SHORT PROBLEM. From the listing, collect all lines containing the word "name".
## START EXCERPTED RECORDS
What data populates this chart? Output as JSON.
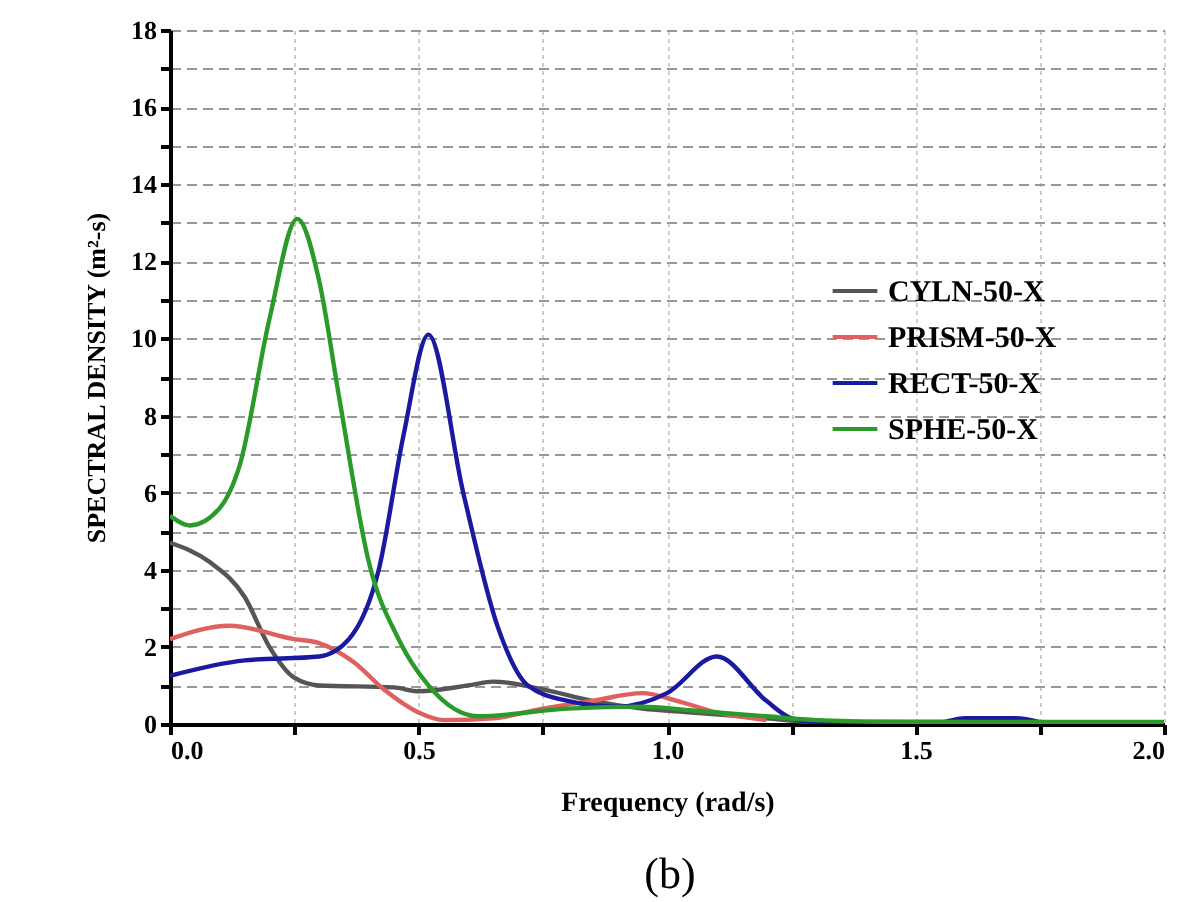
{
  "chart_data": {
    "type": "line",
    "xlabel": "Frequency (rad/s)",
    "ylabel": "SPECTRAL DENSITY (m²-s)",
    "annotations": [
      "(b)"
    ],
    "xlim": [
      0,
      2.0
    ],
    "ylim": [
      0,
      18
    ],
    "xticks": [
      {
        "value": 0,
        "label": "0.0"
      },
      {
        "value": 0.25,
        "label": null
      },
      0.5,
      {
        "value": 0.75,
        "label": null
      },
      {
        "value": 1,
        "label": "1.0"
      },
      {
        "value": 1.25,
        "label": null
      },
      1.5,
      {
        "value": 1.75,
        "label": null
      },
      {
        "value": 2,
        "label": "2.0"
      }
    ],
    "yticks": [
      0,
      {
        "value": 1,
        "label": null
      },
      2,
      {
        "value": 3,
        "label": null
      },
      4,
      {
        "value": 5,
        "label": null
      },
      6,
      {
        "value": 7,
        "label": null
      },
      8,
      {
        "value": 9,
        "label": null
      },
      10,
      {
        "value": 11,
        "label": null
      },
      12,
      {
        "value": 13,
        "label": null
      },
      14,
      {
        "value": 15,
        "label": null
      },
      16,
      {
        "value": 17,
        "label": null
      },
      18
    ],
    "grid": true,
    "legend": "right",
    "line_style": "solid",
    "series": [
      {
        "name": "CYLN-50-X",
        "color": "#555555",
        "x": [
          0,
          0.08,
          0.15,
          0.2,
          0.25,
          0.3,
          0.45,
          0.5,
          0.6,
          0.65,
          0.75,
          0.85,
          0.95,
          1.05,
          1.2,
          1.3,
          1.5,
          2.0
        ],
        "values": [
          4.7,
          4.2,
          3.3,
          2.0,
          1.2,
          1.0,
          0.95,
          0.85,
          1.0,
          1.1,
          0.9,
          0.6,
          0.4,
          0.3,
          0.15,
          0.05,
          0.03,
          0.03
        ]
      },
      {
        "name": "PRISM-50-X",
        "color": "#e06060",
        "x": [
          0,
          0.12,
          0.25,
          0.3,
          0.37,
          0.43,
          0.5,
          0.55,
          0.65,
          0.75,
          0.85,
          0.95,
          1.02,
          1.1,
          1.2
        ],
        "values": [
          2.2,
          2.55,
          2.2,
          2.1,
          1.6,
          0.9,
          0.3,
          0.1,
          0.15,
          0.4,
          0.6,
          0.8,
          0.6,
          0.3,
          0.1
        ]
      },
      {
        "name": "RECT-50-X",
        "color": "#1a1aa0",
        "x": [
          0,
          0.15,
          0.3,
          0.36,
          0.42,
          0.47,
          0.52,
          0.59,
          0.66,
          0.72,
          0.8,
          0.9,
          1.0,
          1.1,
          1.2,
          1.25,
          1.3,
          1.55,
          1.6,
          1.7,
          1.75
        ],
        "values": [
          1.25,
          1.65,
          1.75,
          2.2,
          4.0,
          7.5,
          10.1,
          6.0,
          2.5,
          1.0,
          0.6,
          0.45,
          0.8,
          1.75,
          0.6,
          0.15,
          0.05,
          0.05,
          0.15,
          0.15,
          0.05
        ]
      },
      {
        "name": "SPHE-50-X",
        "color": "#2a9a2a",
        "x": [
          0,
          0.04,
          0.1,
          0.14,
          0.2,
          0.256,
          0.3,
          0.34,
          0.4,
          0.46,
          0.52,
          0.62,
          0.8,
          0.95,
          1.05,
          1.2,
          1.3,
          1.5,
          2.0
        ],
        "values": [
          5.4,
          5.15,
          5.6,
          6.7,
          10.5,
          13.1,
          11.5,
          8.5,
          4.2,
          2.2,
          1.0,
          0.2,
          0.4,
          0.45,
          0.35,
          0.2,
          0.1,
          0.05,
          0.05
        ]
      }
    ]
  }
}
## END EXCERPTED RECORDS
THE RESULT.
        "name": "CYLN-50-X",
        "name": "PRISM-50-X",
        "name": "RECT-50-X",
        "name": "SPHE-50-X",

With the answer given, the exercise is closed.